## REQUIREMENTS
Extract all lines that hold "Differences" from the records below.
— begin WORKING DATA —
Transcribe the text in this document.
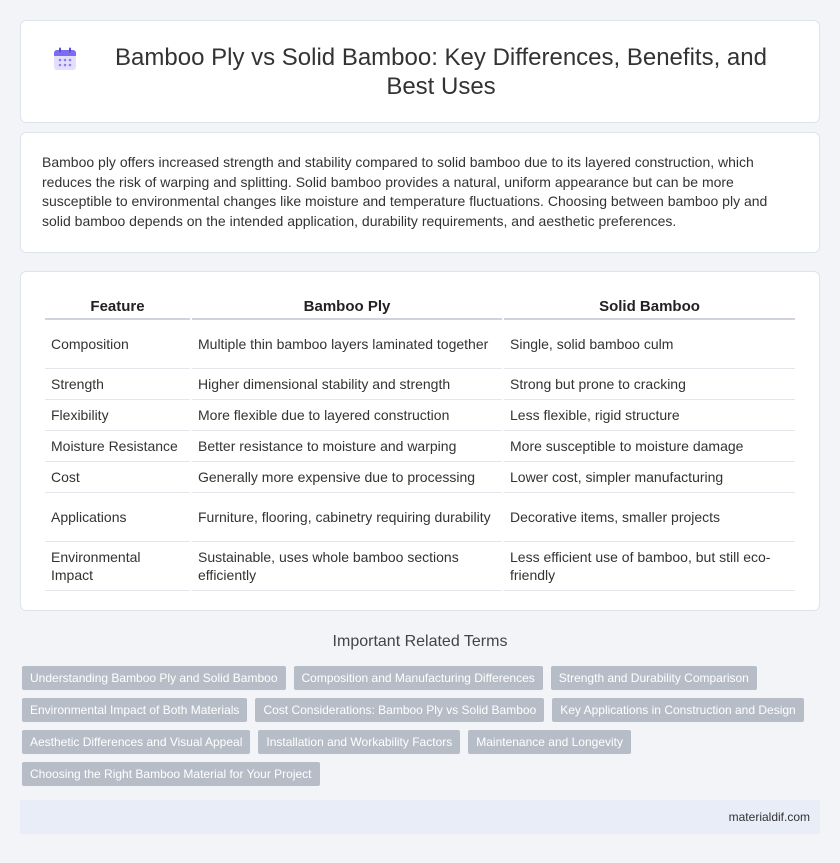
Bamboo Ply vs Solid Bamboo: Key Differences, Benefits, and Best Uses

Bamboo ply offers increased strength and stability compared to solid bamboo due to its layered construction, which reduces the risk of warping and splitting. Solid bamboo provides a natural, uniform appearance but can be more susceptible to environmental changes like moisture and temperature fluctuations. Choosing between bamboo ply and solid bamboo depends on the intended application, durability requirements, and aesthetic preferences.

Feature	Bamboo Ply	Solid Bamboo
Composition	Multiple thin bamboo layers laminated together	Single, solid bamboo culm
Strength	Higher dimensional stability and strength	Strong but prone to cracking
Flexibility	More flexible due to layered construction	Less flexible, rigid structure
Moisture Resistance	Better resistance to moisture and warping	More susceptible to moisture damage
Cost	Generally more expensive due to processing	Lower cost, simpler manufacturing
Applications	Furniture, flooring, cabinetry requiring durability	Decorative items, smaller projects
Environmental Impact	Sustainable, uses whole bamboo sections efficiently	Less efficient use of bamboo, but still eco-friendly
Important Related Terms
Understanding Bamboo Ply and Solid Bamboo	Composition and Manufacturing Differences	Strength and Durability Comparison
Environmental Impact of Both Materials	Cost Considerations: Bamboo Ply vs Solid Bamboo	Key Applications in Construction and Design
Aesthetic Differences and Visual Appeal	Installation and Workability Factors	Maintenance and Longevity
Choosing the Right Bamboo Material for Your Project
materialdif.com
— end WORKING DATA —
## SOLVED EXERCISE
Bamboo Ply vs Solid Bamboo: Key Differences, Benefits, and Best Uses
Understanding Bamboo Ply and Solid Bamboo	Composition and Manufacturing Differences	Strength and Durability Comparison
Aesthetic Differences and Visual Appeal	Installation and Workability Factors	Maintenance and Longevity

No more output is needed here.